Goal of the exercise >> Please copy the records verbatim, from their first line through the line that contains "494, 287, 542]", including both of those lines.

***

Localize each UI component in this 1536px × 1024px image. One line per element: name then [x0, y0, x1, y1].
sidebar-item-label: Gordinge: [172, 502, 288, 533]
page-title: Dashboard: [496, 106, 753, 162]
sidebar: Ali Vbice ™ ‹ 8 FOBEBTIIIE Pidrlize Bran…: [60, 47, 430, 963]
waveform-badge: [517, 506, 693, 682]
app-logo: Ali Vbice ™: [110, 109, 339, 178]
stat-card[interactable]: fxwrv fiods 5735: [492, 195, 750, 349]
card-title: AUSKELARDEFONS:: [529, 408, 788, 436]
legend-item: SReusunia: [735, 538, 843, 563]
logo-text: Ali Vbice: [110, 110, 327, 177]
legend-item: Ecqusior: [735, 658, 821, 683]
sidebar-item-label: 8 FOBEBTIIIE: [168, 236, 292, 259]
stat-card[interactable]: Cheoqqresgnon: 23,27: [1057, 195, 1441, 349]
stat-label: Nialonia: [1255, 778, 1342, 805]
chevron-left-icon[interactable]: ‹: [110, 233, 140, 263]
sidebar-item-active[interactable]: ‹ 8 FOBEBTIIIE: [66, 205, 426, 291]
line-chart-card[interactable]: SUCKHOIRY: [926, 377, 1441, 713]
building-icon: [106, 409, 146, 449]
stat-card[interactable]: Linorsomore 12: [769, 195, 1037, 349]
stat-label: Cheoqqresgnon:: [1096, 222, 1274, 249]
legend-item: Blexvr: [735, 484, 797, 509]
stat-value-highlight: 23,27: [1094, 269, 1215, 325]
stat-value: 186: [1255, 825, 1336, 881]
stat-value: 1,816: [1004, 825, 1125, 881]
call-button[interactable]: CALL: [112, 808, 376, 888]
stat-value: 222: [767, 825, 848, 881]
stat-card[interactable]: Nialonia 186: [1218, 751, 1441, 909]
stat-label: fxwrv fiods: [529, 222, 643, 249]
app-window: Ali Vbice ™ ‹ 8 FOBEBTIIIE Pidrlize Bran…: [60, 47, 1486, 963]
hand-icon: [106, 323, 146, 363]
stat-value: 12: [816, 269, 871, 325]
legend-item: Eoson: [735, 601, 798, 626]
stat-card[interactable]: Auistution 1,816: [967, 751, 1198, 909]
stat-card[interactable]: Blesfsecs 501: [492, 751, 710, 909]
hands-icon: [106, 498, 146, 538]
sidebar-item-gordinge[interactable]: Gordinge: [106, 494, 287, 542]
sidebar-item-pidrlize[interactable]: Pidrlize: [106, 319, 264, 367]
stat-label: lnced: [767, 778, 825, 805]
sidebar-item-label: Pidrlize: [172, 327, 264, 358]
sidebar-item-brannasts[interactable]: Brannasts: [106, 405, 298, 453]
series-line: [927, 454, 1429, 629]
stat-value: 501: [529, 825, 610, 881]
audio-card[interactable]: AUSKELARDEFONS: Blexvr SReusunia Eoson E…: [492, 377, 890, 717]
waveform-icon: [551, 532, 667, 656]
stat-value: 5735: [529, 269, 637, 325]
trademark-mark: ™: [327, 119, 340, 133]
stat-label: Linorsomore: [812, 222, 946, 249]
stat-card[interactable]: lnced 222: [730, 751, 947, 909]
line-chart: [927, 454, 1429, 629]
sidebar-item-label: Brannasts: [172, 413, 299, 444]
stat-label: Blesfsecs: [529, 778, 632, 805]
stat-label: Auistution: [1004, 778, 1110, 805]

***

Exercise answer >>
Localize each UI component in this 1536px × 1024px image. One line per element: name then [x0, y0, x1, y1].
sidebar-item-label: Gordinge: [172, 502, 288, 533]
page-title: Dashboard: [496, 106, 753, 162]
sidebar: Ali Vbice ™ ‹ 8 FOBEBTIIIE Pidrlize Bran…: [60, 47, 430, 963]
waveform-badge: [517, 506, 693, 682]
app-logo: Ali Vbice ™: [110, 109, 339, 178]
stat-card[interactable]: fxwrv fiods 5735: [492, 195, 750, 349]
card-title: AUSKELARDEFONS:: [529, 408, 788, 436]
legend-item: SReusunia: [735, 538, 843, 563]
logo-text: Ali Vbice: [110, 110, 327, 177]
legend-item: Ecqusior: [735, 658, 821, 683]
sidebar-item-label: 8 FOBEBTIIIE: [168, 236, 292, 259]
stat-card[interactable]: Cheoqqresgnon: 23,27: [1057, 195, 1441, 349]
stat-label: Nialonia: [1255, 778, 1342, 805]
chevron-left-icon[interactable]: ‹: [110, 233, 140, 263]
sidebar-item-active[interactable]: ‹ 8 FOBEBTIIIE: [66, 205, 426, 291]
line-chart-card[interactable]: SUCKHOIRY: [926, 377, 1441, 713]
building-icon: [106, 409, 146, 449]
stat-card[interactable]: Linorsomore 12: [769, 195, 1037, 349]
stat-label: Cheoqqresgnon:: [1096, 222, 1274, 249]
legend-item: Blexvr: [735, 484, 797, 509]
stat-value-highlight: 23,27: [1094, 269, 1215, 325]
stat-value: 186: [1255, 825, 1336, 881]
stat-value: 1,816: [1004, 825, 1125, 881]
call-button[interactable]: CALL: [112, 808, 376, 888]
stat-value: 222: [767, 825, 848, 881]
stat-card[interactable]: Nialonia 186: [1218, 751, 1441, 909]
stat-label: fxwrv fiods: [529, 222, 643, 249]
app-window: Ali Vbice ™ ‹ 8 FOBEBTIIIE Pidrlize Bran…: [60, 47, 1486, 963]
hand-icon: [106, 323, 146, 363]
stat-value: 12: [816, 269, 871, 325]
legend-item: Eoson: [735, 601, 798, 626]
stat-card[interactable]: Auistution 1,816: [967, 751, 1198, 909]
stat-card[interactable]: Blesfsecs 501: [492, 751, 710, 909]
hands-icon: [106, 498, 146, 538]
sidebar-item-gordinge[interactable]: Gordinge: [106, 494, 287, 542]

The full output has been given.